Exercise instructions - Search the listing below for the string "NYSE" and copy every line where it occurs.

(Stored items)
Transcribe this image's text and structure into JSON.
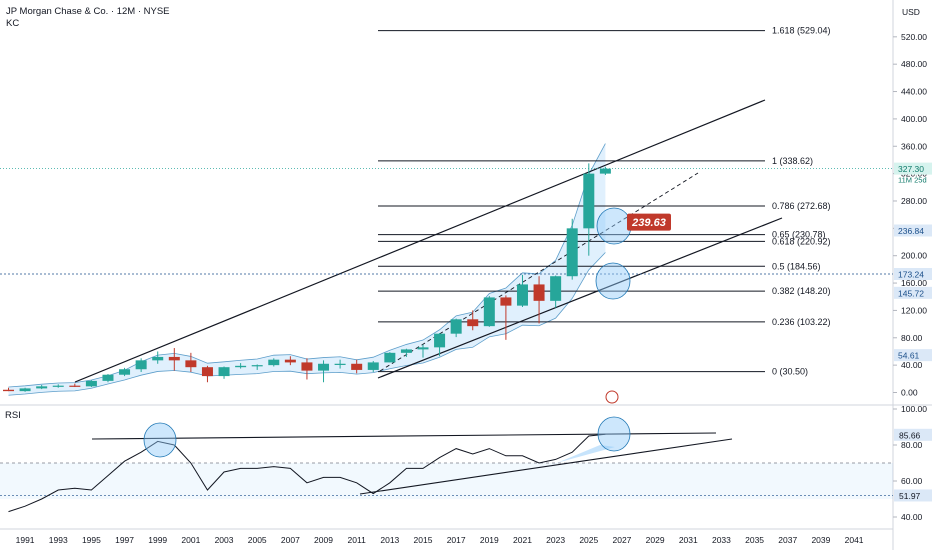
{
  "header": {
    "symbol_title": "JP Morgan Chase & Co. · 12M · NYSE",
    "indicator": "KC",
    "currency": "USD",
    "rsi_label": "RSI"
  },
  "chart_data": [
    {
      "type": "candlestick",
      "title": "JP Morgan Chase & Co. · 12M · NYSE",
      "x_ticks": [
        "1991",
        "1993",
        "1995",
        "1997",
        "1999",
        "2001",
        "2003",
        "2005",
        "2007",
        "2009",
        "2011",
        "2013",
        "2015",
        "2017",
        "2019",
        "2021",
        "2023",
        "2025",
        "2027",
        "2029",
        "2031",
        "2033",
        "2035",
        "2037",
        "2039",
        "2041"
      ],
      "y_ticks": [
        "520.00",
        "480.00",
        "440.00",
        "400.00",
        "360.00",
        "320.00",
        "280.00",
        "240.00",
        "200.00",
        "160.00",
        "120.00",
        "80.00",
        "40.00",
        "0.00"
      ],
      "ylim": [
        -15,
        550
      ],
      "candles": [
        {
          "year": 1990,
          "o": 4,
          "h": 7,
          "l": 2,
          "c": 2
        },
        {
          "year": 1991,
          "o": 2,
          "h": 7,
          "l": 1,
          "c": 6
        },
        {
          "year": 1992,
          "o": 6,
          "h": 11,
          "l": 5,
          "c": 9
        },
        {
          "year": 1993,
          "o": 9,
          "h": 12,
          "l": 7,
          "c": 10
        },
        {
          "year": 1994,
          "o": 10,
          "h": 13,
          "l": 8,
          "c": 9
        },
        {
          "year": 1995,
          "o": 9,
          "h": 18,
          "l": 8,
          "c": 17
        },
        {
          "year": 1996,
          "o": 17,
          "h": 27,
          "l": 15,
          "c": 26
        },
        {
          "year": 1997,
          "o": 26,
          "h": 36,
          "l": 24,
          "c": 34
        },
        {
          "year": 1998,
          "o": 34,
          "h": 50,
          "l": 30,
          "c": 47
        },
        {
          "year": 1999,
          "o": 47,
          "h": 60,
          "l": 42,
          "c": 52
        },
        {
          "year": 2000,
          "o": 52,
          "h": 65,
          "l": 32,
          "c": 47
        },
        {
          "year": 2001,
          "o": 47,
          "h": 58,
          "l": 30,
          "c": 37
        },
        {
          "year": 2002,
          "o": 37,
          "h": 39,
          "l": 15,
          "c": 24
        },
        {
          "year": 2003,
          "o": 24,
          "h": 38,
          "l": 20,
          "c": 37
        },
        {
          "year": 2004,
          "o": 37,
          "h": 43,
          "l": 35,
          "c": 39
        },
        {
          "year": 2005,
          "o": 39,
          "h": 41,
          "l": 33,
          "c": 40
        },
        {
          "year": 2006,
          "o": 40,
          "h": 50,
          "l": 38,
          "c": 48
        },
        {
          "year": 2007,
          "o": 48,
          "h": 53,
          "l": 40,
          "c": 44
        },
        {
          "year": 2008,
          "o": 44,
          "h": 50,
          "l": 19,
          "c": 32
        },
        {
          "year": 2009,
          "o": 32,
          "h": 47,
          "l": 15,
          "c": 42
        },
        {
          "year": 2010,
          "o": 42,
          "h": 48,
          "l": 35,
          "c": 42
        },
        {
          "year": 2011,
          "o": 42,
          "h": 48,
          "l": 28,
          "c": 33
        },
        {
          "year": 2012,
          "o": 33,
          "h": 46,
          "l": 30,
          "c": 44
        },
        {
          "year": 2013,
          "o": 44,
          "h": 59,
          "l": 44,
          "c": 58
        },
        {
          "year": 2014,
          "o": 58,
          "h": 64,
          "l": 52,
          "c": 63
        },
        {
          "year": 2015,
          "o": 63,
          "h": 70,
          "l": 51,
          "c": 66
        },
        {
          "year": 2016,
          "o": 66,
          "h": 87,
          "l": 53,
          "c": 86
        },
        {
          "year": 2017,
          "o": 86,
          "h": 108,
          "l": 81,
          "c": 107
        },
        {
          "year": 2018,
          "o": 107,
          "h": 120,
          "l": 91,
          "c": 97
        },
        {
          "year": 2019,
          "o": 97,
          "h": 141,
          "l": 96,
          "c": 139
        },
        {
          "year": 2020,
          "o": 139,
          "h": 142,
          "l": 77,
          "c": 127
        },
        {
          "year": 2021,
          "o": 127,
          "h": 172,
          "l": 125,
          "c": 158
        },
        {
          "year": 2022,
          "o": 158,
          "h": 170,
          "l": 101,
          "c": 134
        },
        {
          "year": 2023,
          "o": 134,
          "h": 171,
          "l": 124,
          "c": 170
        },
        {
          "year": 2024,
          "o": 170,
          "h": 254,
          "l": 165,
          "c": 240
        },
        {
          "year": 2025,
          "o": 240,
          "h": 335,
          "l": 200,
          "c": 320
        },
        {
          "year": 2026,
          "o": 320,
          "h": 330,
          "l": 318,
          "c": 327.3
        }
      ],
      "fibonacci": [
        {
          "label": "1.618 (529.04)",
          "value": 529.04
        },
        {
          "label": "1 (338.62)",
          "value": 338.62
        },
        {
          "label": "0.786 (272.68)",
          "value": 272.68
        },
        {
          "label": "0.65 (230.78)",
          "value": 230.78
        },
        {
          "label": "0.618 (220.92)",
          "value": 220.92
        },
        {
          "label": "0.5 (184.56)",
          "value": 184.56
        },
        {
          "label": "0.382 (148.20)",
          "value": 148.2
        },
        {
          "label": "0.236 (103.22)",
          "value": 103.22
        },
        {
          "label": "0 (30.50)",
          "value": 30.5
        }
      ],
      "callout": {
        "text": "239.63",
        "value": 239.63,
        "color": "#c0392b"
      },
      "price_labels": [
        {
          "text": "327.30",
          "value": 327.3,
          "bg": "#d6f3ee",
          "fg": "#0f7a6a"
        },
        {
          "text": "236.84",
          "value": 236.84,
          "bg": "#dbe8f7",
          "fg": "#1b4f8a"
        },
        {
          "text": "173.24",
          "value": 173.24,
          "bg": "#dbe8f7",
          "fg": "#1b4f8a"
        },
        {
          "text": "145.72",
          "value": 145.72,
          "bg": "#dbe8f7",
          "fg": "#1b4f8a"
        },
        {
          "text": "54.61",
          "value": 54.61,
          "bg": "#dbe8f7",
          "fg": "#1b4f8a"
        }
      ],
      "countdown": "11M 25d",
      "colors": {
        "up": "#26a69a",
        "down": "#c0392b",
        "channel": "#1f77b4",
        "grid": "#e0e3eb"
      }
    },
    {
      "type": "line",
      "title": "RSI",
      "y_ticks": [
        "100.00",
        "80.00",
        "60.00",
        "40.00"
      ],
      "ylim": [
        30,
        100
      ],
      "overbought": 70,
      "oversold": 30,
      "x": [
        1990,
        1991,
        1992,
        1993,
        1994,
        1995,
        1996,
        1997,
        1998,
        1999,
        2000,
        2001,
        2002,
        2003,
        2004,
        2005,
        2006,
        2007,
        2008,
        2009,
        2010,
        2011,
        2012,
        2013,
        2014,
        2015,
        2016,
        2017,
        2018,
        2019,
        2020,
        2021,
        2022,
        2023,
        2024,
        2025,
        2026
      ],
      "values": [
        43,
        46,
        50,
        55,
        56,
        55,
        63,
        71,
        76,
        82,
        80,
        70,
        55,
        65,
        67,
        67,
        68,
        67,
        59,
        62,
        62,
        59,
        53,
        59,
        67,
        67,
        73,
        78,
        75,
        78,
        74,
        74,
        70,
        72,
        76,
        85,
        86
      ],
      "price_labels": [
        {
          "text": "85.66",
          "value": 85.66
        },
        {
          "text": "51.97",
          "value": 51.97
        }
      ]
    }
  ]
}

Solution -
    "symbol_title": "JP Morgan Chase & Co. · 12M · NYSE",
      "title": "JP Morgan Chase & Co. · 12M · NYSE",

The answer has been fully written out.